[Figure dataset records]
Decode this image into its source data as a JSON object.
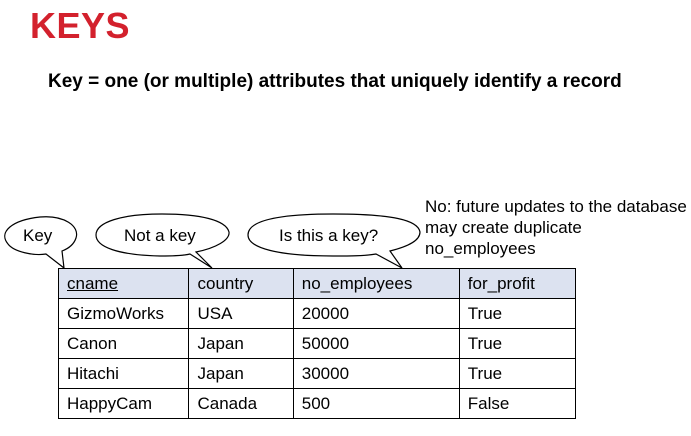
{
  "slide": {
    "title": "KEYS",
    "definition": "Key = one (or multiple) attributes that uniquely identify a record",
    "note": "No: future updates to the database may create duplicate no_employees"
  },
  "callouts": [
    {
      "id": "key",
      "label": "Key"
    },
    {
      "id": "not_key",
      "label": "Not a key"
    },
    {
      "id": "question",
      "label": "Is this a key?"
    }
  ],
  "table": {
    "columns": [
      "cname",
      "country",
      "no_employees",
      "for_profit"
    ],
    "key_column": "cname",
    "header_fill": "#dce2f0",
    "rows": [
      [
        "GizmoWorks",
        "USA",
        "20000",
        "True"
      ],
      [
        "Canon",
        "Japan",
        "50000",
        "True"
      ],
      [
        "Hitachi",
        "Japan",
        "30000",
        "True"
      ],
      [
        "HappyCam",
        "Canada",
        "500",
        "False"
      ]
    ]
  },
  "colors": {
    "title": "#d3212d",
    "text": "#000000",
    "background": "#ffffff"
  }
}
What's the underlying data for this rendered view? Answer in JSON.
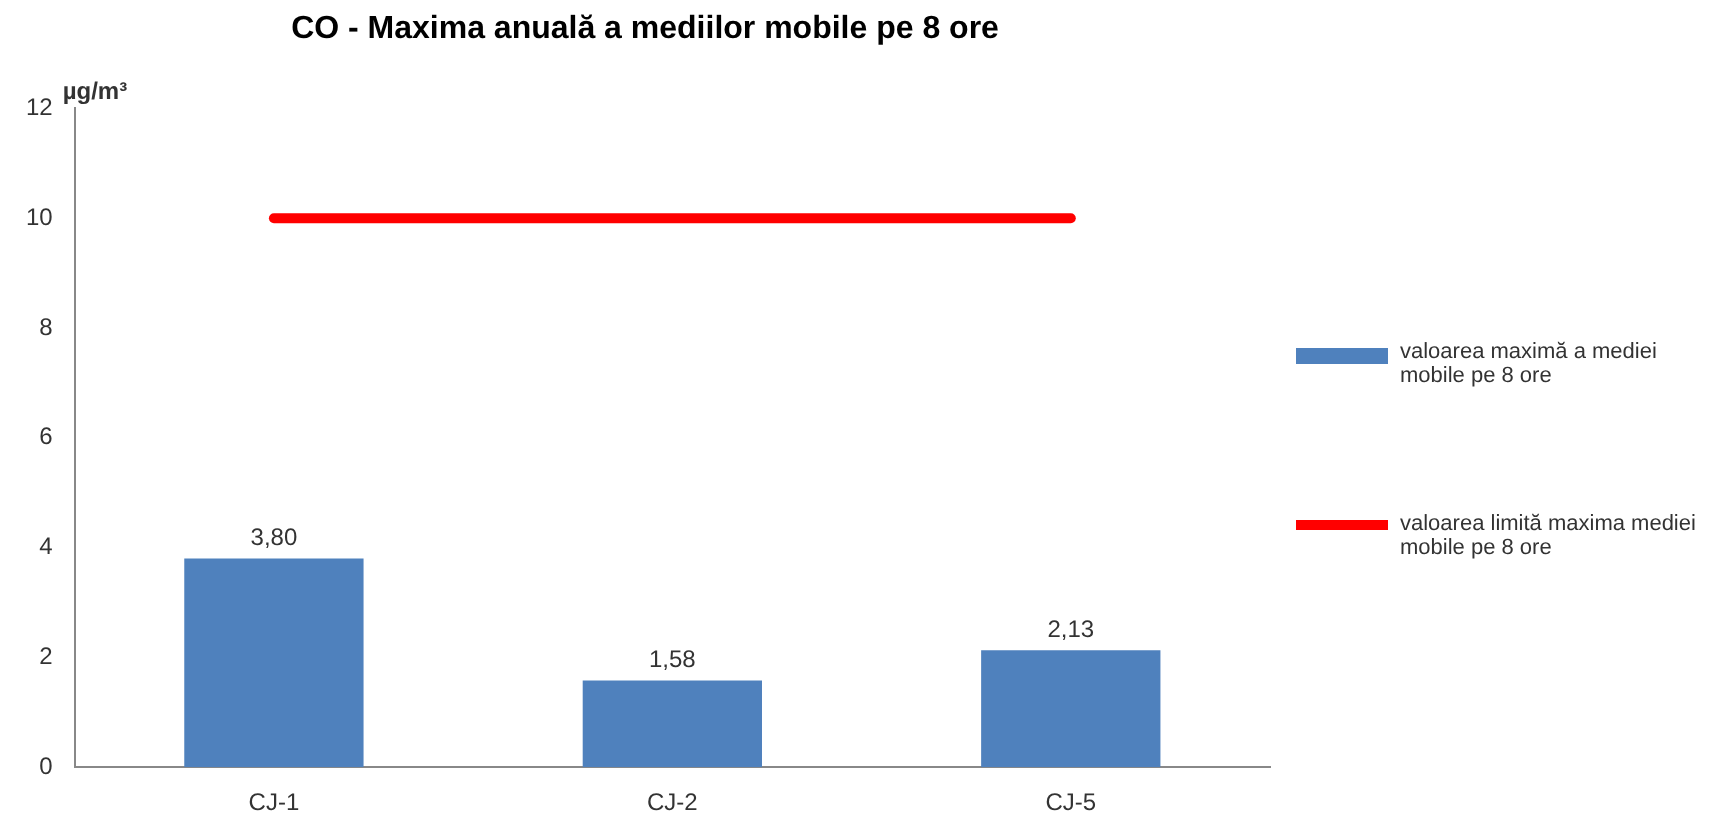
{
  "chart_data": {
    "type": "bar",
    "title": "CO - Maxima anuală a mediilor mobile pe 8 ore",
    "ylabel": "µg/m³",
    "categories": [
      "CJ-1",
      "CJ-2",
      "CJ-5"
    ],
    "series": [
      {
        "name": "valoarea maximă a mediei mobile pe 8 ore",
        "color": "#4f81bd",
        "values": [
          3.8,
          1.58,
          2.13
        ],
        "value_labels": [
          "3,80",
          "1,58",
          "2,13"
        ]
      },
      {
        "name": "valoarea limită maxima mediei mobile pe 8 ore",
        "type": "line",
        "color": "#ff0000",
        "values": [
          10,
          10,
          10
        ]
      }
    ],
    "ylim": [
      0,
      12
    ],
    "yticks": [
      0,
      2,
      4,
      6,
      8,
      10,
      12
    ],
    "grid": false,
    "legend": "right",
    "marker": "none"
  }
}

--

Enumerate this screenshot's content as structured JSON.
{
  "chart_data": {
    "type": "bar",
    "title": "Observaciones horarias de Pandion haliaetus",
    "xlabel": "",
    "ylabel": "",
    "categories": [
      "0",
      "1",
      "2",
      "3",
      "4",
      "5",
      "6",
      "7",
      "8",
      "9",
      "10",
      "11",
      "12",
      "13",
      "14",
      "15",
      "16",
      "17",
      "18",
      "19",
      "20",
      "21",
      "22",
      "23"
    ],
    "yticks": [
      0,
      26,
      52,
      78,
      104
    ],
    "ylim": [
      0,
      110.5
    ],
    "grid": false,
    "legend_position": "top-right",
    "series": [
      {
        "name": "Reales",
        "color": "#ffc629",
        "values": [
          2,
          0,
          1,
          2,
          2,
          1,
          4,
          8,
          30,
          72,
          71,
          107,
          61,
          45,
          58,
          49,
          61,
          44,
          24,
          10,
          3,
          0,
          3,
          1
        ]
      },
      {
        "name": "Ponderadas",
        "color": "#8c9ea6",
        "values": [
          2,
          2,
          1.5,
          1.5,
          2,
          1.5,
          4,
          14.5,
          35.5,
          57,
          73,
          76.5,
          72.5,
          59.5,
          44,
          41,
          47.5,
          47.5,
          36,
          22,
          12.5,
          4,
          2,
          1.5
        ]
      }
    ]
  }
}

---

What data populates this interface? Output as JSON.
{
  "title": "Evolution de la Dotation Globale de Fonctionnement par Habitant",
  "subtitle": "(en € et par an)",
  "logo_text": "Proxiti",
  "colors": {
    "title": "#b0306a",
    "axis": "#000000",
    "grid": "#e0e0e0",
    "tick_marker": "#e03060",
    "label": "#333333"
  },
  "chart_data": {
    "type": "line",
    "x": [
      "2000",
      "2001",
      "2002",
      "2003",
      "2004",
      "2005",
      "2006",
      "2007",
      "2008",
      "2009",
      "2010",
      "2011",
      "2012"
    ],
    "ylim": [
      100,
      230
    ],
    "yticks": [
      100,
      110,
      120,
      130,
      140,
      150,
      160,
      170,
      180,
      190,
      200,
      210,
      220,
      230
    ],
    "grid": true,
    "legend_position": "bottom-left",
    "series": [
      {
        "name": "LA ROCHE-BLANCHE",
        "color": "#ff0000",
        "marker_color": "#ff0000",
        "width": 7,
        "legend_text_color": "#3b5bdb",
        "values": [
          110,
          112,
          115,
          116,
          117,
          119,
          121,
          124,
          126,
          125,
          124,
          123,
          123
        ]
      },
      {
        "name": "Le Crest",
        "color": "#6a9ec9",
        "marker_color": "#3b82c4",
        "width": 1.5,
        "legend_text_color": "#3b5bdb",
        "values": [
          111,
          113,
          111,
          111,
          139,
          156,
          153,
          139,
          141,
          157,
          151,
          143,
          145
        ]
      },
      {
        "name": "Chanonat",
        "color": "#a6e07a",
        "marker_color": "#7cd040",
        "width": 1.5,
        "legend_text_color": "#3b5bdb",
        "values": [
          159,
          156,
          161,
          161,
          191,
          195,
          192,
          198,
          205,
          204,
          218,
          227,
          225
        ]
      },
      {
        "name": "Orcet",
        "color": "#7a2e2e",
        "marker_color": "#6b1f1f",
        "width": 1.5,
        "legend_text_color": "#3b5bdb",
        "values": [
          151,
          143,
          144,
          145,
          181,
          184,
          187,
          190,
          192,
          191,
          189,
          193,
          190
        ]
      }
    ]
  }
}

Request:
Scan the lines above for "grid", then copy every one that has it.

Finished task:
    "grid": false,
    "grid": false,
    "grid": "#e0e0e0",
    "grid": true,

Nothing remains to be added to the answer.